- WORKING DATA -

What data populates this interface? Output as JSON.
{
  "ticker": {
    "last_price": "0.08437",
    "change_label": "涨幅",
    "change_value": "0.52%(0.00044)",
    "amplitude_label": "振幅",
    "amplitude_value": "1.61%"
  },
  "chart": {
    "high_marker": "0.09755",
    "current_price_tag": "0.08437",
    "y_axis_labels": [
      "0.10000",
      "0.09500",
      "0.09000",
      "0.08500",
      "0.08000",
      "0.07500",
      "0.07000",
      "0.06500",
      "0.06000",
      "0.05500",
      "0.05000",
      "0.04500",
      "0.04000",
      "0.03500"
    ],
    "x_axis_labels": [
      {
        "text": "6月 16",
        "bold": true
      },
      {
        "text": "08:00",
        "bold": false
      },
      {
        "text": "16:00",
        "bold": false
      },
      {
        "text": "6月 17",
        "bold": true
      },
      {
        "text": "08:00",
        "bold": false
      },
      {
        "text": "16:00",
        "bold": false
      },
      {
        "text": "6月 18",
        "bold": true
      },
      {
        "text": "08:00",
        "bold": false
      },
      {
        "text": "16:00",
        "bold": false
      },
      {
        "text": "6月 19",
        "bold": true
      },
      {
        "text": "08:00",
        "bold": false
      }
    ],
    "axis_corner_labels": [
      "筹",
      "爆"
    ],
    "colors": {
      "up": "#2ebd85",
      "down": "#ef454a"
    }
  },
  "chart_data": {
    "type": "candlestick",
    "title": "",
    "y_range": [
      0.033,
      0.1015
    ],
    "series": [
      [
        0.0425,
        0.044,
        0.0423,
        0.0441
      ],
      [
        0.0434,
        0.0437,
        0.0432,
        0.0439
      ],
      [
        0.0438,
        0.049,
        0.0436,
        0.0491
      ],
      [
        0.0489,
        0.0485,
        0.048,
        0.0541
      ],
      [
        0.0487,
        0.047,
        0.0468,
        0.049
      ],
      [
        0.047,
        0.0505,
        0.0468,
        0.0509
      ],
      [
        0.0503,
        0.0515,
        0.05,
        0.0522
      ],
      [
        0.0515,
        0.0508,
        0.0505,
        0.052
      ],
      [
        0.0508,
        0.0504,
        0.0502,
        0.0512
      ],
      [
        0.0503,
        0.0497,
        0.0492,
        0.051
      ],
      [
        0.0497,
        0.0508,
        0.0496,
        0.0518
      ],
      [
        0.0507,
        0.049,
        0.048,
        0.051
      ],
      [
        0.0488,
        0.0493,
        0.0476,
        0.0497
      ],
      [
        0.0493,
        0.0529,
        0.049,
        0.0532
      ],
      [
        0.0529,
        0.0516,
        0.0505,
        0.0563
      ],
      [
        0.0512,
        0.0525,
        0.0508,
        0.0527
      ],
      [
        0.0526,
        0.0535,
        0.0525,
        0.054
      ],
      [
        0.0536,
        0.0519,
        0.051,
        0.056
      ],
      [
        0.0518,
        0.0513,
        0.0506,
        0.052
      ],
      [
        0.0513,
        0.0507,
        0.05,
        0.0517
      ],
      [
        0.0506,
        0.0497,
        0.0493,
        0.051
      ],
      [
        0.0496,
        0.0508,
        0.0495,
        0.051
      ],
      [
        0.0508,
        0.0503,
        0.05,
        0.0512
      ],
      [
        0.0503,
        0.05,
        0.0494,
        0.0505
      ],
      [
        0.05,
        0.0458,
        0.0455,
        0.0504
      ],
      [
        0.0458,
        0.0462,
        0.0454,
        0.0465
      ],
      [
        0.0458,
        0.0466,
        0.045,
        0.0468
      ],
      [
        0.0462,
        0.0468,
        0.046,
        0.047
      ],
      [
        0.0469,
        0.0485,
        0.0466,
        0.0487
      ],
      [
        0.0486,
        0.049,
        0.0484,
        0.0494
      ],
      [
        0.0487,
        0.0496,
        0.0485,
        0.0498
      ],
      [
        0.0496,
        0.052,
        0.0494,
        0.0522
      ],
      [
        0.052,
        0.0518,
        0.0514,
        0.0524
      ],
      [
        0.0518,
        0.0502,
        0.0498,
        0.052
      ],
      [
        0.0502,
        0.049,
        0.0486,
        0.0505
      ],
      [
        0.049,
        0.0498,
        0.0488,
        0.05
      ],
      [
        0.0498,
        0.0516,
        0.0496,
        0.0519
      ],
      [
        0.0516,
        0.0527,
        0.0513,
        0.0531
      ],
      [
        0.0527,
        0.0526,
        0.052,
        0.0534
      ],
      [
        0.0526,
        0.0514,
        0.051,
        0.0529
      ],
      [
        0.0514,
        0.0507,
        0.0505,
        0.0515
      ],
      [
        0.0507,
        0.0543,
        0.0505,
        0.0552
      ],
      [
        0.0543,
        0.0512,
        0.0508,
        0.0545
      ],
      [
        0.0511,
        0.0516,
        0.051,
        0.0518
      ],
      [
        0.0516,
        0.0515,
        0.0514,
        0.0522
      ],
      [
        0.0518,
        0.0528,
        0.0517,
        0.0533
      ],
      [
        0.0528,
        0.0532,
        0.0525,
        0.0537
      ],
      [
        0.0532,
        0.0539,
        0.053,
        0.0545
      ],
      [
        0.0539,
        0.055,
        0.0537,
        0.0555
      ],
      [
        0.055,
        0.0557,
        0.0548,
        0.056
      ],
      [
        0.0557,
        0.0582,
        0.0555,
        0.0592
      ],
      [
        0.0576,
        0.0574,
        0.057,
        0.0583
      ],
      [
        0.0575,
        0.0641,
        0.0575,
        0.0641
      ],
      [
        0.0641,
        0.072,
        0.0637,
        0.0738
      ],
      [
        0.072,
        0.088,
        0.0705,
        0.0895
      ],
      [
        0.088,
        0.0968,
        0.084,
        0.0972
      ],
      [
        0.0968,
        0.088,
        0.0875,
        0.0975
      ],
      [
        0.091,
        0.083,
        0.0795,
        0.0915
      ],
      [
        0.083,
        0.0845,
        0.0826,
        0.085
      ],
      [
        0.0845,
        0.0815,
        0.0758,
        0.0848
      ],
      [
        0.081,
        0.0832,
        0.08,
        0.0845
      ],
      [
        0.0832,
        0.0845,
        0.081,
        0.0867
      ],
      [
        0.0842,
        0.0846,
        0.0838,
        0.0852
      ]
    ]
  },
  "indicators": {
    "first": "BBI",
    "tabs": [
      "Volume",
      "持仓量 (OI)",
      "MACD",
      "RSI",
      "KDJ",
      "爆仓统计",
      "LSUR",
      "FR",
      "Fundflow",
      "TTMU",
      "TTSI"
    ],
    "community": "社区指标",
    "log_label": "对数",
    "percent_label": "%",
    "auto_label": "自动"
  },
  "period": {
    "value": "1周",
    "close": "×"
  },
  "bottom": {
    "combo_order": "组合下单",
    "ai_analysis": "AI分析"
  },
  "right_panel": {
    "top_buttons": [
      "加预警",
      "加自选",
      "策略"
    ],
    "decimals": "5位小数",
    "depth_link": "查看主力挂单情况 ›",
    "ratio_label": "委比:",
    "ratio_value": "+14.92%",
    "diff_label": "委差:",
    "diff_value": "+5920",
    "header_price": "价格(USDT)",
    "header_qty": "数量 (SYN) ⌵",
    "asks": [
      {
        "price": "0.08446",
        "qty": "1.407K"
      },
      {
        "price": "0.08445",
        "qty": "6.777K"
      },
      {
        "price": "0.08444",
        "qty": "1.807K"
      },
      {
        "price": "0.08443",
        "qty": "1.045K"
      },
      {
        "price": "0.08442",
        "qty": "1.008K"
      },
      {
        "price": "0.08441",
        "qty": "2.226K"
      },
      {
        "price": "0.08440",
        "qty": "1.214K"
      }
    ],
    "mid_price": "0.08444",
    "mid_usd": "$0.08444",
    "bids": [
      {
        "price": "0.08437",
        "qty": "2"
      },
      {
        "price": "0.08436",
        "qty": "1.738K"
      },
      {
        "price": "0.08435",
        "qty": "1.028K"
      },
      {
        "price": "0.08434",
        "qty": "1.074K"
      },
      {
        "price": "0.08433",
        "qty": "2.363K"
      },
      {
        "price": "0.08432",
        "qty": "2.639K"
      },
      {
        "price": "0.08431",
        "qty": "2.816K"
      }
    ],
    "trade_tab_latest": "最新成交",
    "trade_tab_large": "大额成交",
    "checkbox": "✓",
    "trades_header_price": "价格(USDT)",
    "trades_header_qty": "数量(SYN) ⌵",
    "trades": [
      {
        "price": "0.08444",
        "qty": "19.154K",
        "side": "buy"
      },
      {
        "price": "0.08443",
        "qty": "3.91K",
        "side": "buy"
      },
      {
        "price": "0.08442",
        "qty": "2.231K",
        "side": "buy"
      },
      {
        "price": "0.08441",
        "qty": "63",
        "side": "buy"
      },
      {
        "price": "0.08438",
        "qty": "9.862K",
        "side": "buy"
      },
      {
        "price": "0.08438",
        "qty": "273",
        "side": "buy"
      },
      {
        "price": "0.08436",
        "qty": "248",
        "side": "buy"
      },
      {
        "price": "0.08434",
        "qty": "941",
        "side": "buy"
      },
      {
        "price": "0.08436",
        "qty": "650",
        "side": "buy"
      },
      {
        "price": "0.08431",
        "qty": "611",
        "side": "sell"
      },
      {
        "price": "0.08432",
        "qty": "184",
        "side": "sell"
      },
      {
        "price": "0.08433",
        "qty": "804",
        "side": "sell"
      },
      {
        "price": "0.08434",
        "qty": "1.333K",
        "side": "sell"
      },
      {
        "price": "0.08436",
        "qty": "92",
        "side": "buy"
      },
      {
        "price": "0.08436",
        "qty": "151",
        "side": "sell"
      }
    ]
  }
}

- YOUR TASK -
Read through the data and copy every line where "USDT" shows up.

- COMPLETE OUTPUT -
    "header_price": "价格(USDT)",
    "trades_header_price": "价格(USDT)",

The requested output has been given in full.